** BEGIN SUPPLIED DATA **
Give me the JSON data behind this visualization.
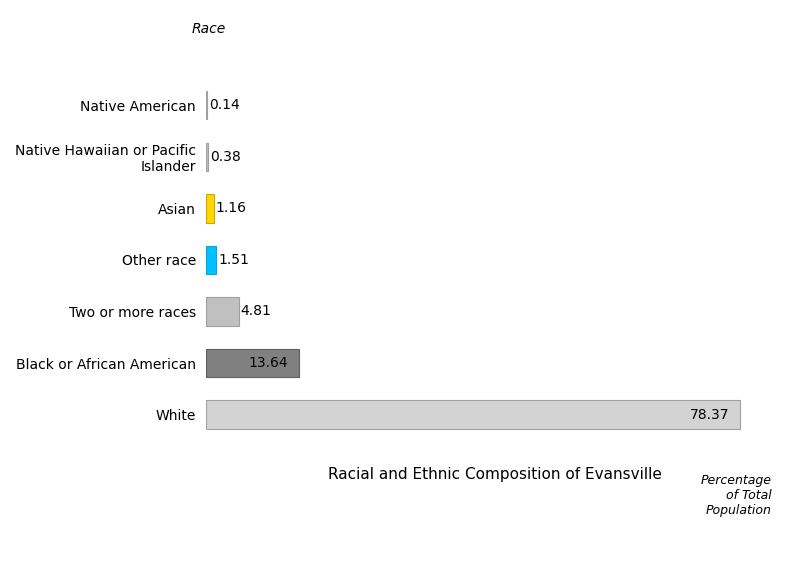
{
  "categories": [
    "White",
    "Black or African American",
    "Two or more races",
    "Other race",
    "Asian",
    "Native Hawaiian or Pacific Islander",
    "Native American"
  ],
  "values": [
    78.37,
    13.64,
    4.81,
    1.51,
    1.16,
    0.38,
    0.14
  ],
  "bar_colors": [
    "#d3d3d3",
    "#808080",
    "#c0c0c0",
    "#00bfff",
    "#ffd700",
    "#c0c0c0",
    "#c0c0c0"
  ],
  "bar_edge_colors": [
    "#a0a0a0",
    "#606060",
    "#a0a0a0",
    "#00aadd",
    "#ccaa00",
    "#a0a0a0",
    "#a0a0a0"
  ],
  "title": "Racial and Ethnic Composition of Evansville",
  "xlabel": "Percentage\nof Total\nPopulation",
  "ylabel": "Race",
  "xlim": [
    0,
    85
  ],
  "background_color": "#ffffff",
  "label_fontsize": 10,
  "title_fontsize": 11
}
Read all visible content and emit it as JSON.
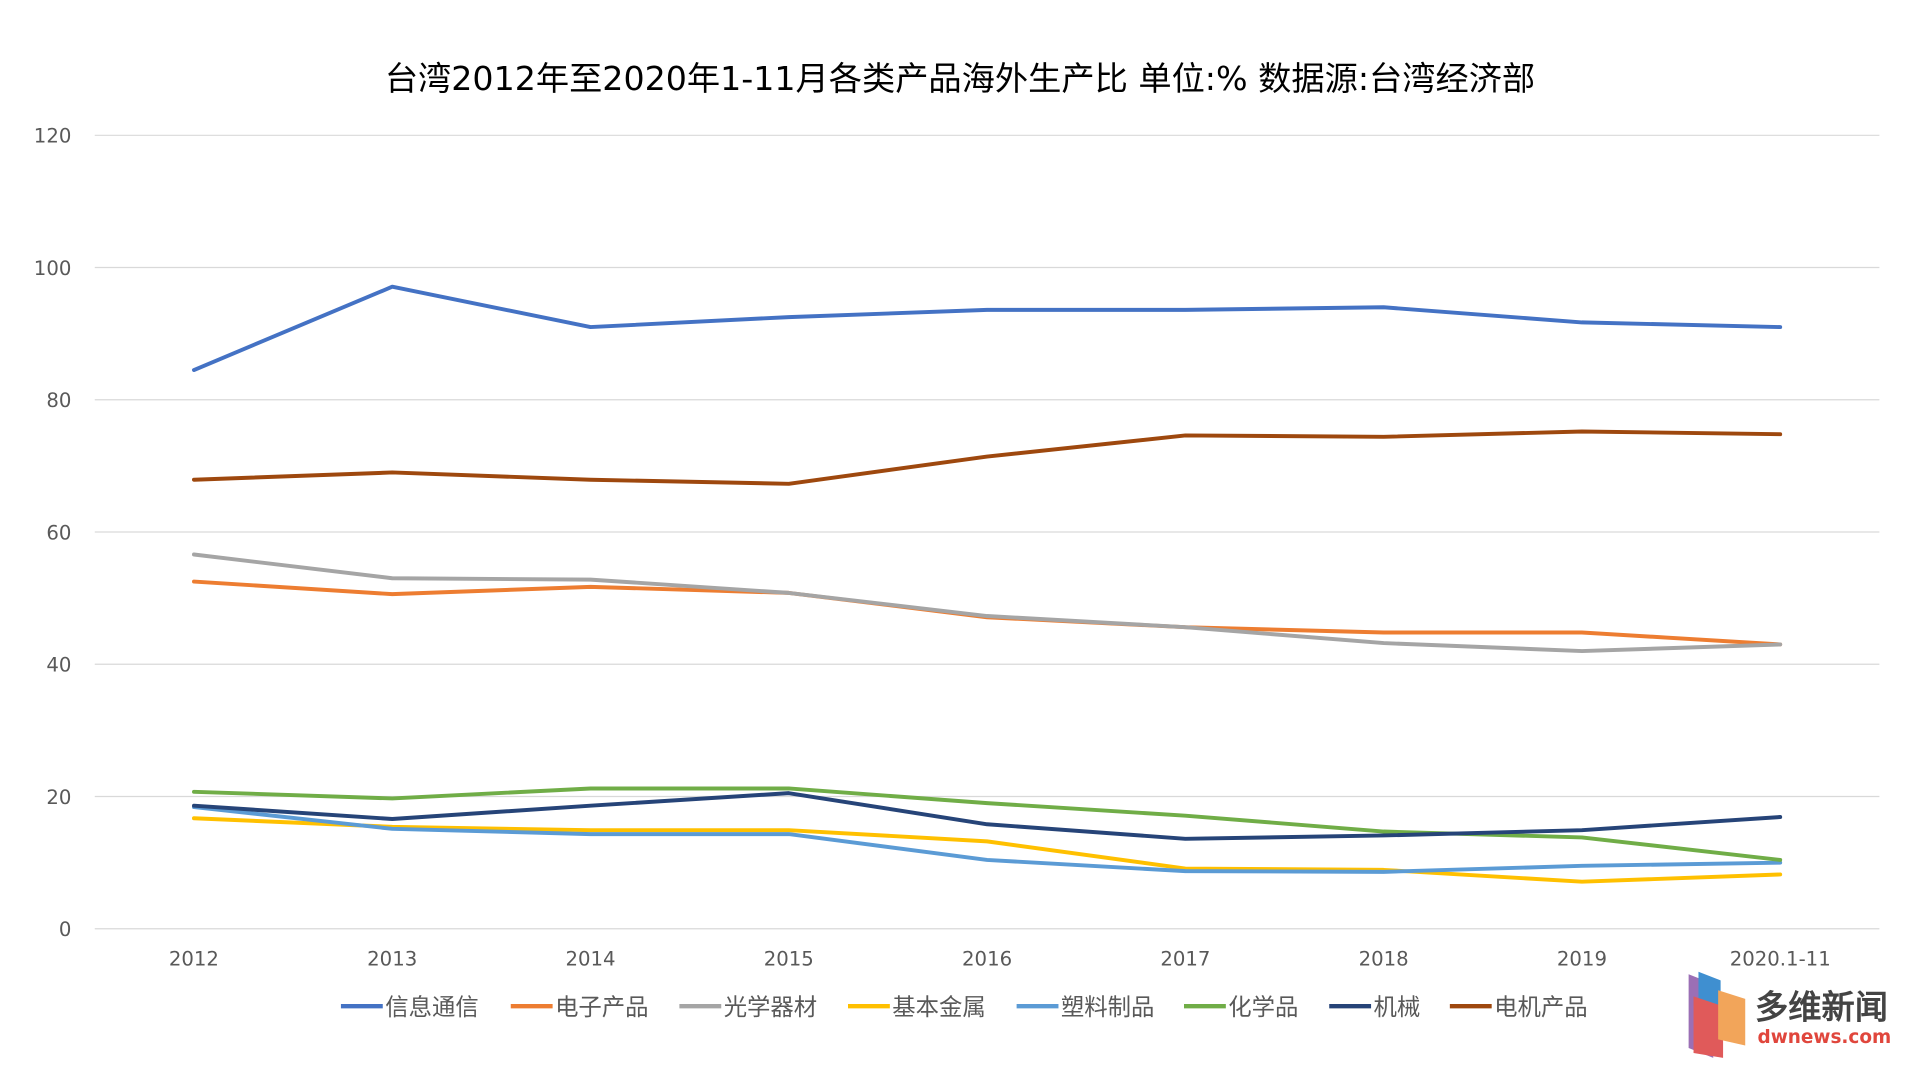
{
  "chart_data": {
    "type": "line",
    "title": "台湾2012年至2020年1-11月各类产品海外生产比 单位:% 数据源:台湾经济部",
    "xlabel": "",
    "ylabel": "",
    "categories": [
      "2012",
      "2013",
      "2014",
      "2015",
      "2016",
      "2017",
      "2018",
      "2019",
      "2020.1-11"
    ],
    "ylim": [
      0,
      120
    ],
    "yticks": [
      0,
      20,
      40,
      60,
      80,
      100,
      120
    ],
    "grid": true,
    "legend_position": "bottom",
    "series": [
      {
        "name": "信息通信",
        "color": "#4472C4",
        "values": [
          84.5,
          97.1,
          91.0,
          92.5,
          93.6,
          93.6,
          94.0,
          91.7,
          91.0
        ]
      },
      {
        "name": "电子产品",
        "color": "#ED7D31",
        "values": [
          52.5,
          50.6,
          51.7,
          50.8,
          47.1,
          45.6,
          44.8,
          44.8,
          43.0
        ]
      },
      {
        "name": "光学器材",
        "color": "#A5A5A5",
        "values": [
          56.6,
          53.0,
          52.8,
          50.8,
          47.3,
          45.6,
          43.2,
          42.0,
          43.0
        ]
      },
      {
        "name": "基本金属",
        "color": "#FFC000",
        "values": [
          16.7,
          15.4,
          14.9,
          14.9,
          13.2,
          9.1,
          8.9,
          7.1,
          8.2
        ]
      },
      {
        "name": "塑料制品",
        "color": "#5B9BD5",
        "values": [
          18.4,
          15.1,
          14.3,
          14.3,
          10.4,
          8.7,
          8.6,
          9.5,
          10.0
        ]
      },
      {
        "name": "化学品",
        "color": "#70AD47",
        "values": [
          20.7,
          19.7,
          21.2,
          21.2,
          19.0,
          17.1,
          14.7,
          13.8,
          10.4
        ]
      },
      {
        "name": "机械",
        "color": "#264478",
        "values": [
          18.6,
          16.6,
          18.6,
          20.5,
          15.8,
          13.6,
          14.1,
          14.9,
          16.9
        ]
      },
      {
        "name": "电机产品",
        "color": "#9E480E",
        "values": [
          67.9,
          69.0,
          67.9,
          67.3,
          71.4,
          74.6,
          74.4,
          75.2,
          74.8
        ]
      }
    ]
  },
  "logo": {
    "name": "多维新闻",
    "site": "dwnews.com"
  }
}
** END SUPPLIED DATA **
▶ EXERCISE REQUIREMENTS:
Your copy of the data above should match it exactly, except that pictures are left out.

▶ WRITTEN SOLUTION:
Give me the JSON data behind this visualization.
{
  "categories": [
    "White",
    "Black or African American",
    "Two or more races",
    "Other race",
    "Asian",
    "Native Hawaiian or Pacific Islander",
    "Native American"
  ],
  "values": [
    78.37,
    13.64,
    4.81,
    1.51,
    1.16,
    0.38,
    0.14
  ],
  "bar_colors": [
    "#d3d3d3",
    "#808080",
    "#c0c0c0",
    "#00bfff",
    "#ffd700",
    "#c0c0c0",
    "#c0c0c0"
  ],
  "bar_edge_colors": [
    "#a0a0a0",
    "#606060",
    "#a0a0a0",
    "#00aadd",
    "#ccaa00",
    "#a0a0a0",
    "#a0a0a0"
  ],
  "title": "Racial and Ethnic Composition of Evansville",
  "xlabel": "Percentage\nof Total\nPopulation",
  "ylabel": "Race",
  "xlim": [
    0,
    85
  ],
  "background_color": "#ffffff",
  "label_fontsize": 10,
  "title_fontsize": 11
}
Read all visible content and emit it as JSON.
{
  "chart_data": {
    "type": "line",
    "title": "台湾2012年至2020年1-11月各类产品海外生产比 单位:% 数据源:台湾经济部",
    "xlabel": "",
    "ylabel": "",
    "categories": [
      "2012",
      "2013",
      "2014",
      "2015",
      "2016",
      "2017",
      "2018",
      "2019",
      "2020.1-11"
    ],
    "ylim": [
      0,
      120
    ],
    "yticks": [
      0,
      20,
      40,
      60,
      80,
      100,
      120
    ],
    "grid": true,
    "legend_position": "bottom",
    "series": [
      {
        "name": "信息通信",
        "color": "#4472C4",
        "values": [
          84.5,
          97.1,
          91.0,
          92.5,
          93.6,
          93.6,
          94.0,
          91.7,
          91.0
        ]
      },
      {
        "name": "电子产品",
        "color": "#ED7D31",
        "values": [
          52.5,
          50.6,
          51.7,
          50.8,
          47.1,
          45.6,
          44.8,
          44.8,
          43.0
        ]
      },
      {
        "name": "光学器材",
        "color": "#A5A5A5",
        "values": [
          56.6,
          53.0,
          52.8,
          50.8,
          47.3,
          45.6,
          43.2,
          42.0,
          43.0
        ]
      },
      {
        "name": "基本金属",
        "color": "#FFC000",
        "values": [
          16.7,
          15.4,
          14.9,
          14.9,
          13.2,
          9.1,
          8.9,
          7.1,
          8.2
        ]
      },
      {
        "name": "塑料制品",
        "color": "#5B9BD5",
        "values": [
          18.4,
          15.1,
          14.3,
          14.3,
          10.4,
          8.7,
          8.6,
          9.5,
          10.0
        ]
      },
      {
        "name": "化学品",
        "color": "#70AD47",
        "values": [
          20.7,
          19.7,
          21.2,
          21.2,
          19.0,
          17.1,
          14.7,
          13.8,
          10.4
        ]
      },
      {
        "name": "机械",
        "color": "#264478",
        "values": [
          18.6,
          16.6,
          18.6,
          20.5,
          15.8,
          13.6,
          14.1,
          14.9,
          16.9
        ]
      },
      {
        "name": "电机产品",
        "color": "#9E480E",
        "values": [
          67.9,
          69.0,
          67.9,
          67.3,
          71.4,
          74.6,
          74.4,
          75.2,
          74.8
        ]
      }
    ]
  },
  "logo": {
    "name": "多维新闻",
    "site": "dwnews.com"
  }
}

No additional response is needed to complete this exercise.